-- Exercise prompt --
Exactly repeat the full listing that follows.

*** Working data ***

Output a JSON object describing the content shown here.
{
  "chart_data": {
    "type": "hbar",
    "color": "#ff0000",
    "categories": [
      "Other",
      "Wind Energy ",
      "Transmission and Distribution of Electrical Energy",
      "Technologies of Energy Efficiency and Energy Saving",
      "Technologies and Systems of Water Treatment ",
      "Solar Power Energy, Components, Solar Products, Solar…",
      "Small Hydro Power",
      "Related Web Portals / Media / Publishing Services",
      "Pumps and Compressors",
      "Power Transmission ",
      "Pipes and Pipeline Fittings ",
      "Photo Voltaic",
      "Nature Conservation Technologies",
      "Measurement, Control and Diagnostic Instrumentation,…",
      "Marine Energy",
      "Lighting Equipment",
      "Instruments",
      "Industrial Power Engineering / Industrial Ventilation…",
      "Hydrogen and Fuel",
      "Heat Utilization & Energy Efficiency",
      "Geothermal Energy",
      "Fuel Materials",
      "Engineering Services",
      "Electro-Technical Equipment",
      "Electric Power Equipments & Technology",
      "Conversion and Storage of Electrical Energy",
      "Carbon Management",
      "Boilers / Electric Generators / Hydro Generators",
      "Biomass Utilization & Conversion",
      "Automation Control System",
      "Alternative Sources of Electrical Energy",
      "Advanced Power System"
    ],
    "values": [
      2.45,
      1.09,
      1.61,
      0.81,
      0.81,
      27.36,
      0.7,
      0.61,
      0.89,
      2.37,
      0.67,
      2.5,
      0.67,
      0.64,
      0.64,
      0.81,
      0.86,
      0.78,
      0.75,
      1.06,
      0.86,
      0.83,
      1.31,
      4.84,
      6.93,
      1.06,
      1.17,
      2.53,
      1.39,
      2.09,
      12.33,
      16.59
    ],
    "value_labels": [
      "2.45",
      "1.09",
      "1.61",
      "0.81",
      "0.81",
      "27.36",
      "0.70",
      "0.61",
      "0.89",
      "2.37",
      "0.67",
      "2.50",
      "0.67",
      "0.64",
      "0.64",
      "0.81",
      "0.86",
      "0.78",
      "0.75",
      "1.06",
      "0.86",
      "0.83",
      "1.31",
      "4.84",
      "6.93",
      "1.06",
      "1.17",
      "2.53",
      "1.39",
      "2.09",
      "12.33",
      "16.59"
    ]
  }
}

***

-- Exercise result --
Output a JSON object describing the content shown here.
{
  "chart_data": {
    "type": "hbar",
    "color": "#ff0000",
    "categories": [
      "Other",
      "Wind Energy ",
      "Transmission and Distribution of Electrical Energy",
      "Technologies of Energy Efficiency and Energy Saving",
      "Technologies and Systems of Water Treatment ",
      "Solar Power Energy, Components, Solar Products, Solar…",
      "Small Hydro Power",
      "Related Web Portals / Media / Publishing Services",
      "Pumps and Compressors",
      "Power Transmission ",
      "Pipes and Pipeline Fittings ",
      "Photo Voltaic",
      "Nature Conservation Technologies",
      "Measurement, Control and Diagnostic Instrumentation,…",
      "Marine Energy",
      "Lighting Equipment",
      "Instruments",
      "Industrial Power Engineering / Industrial Ventilation…",
      "Hydrogen and Fuel",
      "Heat Utilization & Energy Efficiency",
      "Geothermal Energy",
      "Fuel Materials",
      "Engineering Services",
      "Electro-Technical Equipment",
      "Electric Power Equipments & Technology",
      "Conversion and Storage of Electrical Energy",
      "Carbon Management",
      "Boilers / Electric Generators / Hydro Generators",
      "Biomass Utilization & Conversion",
      "Automation Control System",
      "Alternative Sources of Electrical Energy",
      "Advanced Power System"
    ],
    "values": [
      2.45,
      1.09,
      1.61,
      0.81,
      0.81,
      27.36,
      0.7,
      0.61,
      0.89,
      2.37,
      0.67,
      2.5,
      0.67,
      0.64,
      0.64,
      0.81,
      0.86,
      0.78,
      0.75,
      1.06,
      0.86,
      0.83,
      1.31,
      4.84,
      6.93,
      1.06,
      1.17,
      2.53,
      1.39,
      2.09,
      12.33,
      16.59
    ],
    "value_labels": [
      "2.45",
      "1.09",
      "1.61",
      "0.81",
      "0.81",
      "27.36",
      "0.70",
      "0.61",
      "0.89",
      "2.37",
      "0.67",
      "2.50",
      "0.67",
      "0.64",
      "0.64",
      "0.81",
      "0.86",
      "0.78",
      "0.75",
      "1.06",
      "0.86",
      "0.83",
      "1.31",
      "4.84",
      "6.93",
      "1.06",
      "1.17",
      "2.53",
      "1.39",
      "2.09",
      "12.33",
      "16.59"
    ]
  }
}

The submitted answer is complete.